Dataset rows |
+++
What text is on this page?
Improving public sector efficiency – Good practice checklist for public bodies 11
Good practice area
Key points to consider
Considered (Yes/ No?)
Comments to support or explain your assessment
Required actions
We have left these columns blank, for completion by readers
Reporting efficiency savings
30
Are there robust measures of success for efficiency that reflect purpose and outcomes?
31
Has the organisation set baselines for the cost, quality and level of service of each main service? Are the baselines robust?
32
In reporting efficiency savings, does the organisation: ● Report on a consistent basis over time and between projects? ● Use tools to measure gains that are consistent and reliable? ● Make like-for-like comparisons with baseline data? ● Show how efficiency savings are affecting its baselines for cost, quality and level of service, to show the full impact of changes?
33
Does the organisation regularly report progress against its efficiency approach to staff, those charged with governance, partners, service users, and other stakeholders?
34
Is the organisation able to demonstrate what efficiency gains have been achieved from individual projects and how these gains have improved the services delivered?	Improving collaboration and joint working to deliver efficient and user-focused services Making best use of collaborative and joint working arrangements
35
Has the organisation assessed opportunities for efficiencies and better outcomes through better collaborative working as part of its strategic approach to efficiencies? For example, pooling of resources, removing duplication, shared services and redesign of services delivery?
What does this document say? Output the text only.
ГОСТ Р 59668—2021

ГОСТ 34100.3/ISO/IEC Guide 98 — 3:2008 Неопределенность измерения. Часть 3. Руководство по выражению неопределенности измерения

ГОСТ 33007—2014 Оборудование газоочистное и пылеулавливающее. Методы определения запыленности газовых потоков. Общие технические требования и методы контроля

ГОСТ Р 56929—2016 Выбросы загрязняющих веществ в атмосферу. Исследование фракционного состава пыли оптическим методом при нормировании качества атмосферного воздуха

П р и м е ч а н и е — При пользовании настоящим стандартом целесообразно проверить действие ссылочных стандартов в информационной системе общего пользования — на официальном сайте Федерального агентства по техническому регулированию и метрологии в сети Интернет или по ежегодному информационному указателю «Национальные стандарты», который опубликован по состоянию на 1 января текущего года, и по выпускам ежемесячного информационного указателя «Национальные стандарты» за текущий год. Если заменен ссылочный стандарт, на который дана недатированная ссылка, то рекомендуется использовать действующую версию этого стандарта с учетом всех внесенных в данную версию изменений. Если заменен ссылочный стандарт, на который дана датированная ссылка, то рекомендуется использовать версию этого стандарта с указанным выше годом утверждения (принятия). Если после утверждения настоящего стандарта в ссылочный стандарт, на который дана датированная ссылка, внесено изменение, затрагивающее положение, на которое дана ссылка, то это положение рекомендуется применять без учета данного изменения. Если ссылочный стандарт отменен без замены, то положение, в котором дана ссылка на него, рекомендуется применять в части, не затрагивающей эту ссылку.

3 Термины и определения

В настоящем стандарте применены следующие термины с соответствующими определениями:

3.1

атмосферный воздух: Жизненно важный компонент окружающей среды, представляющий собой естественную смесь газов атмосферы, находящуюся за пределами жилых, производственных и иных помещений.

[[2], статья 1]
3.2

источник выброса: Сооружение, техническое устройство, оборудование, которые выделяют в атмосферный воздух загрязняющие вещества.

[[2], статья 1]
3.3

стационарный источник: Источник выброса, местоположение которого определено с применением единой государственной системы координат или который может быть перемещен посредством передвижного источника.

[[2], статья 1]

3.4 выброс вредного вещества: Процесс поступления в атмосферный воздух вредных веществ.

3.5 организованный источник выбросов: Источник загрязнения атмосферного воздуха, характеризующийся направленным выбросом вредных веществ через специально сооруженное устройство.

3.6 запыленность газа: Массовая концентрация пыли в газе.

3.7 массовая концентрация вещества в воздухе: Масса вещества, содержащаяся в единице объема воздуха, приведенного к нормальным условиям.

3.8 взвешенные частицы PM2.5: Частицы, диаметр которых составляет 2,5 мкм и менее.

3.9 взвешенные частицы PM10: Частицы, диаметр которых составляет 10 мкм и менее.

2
+++
Job | Which lines hold the word "these"? Return all of them from the records above.

Full solution |
We have left these columns blank, for completion by readers
Is the organisation able to demonstrate what efficiency gains have been achieved from individual projects and how these gains have improved the services delivered?	Improving collaboration and joint working to deliver efficient and user-focused services Making best use of collaborative and joint working arrangements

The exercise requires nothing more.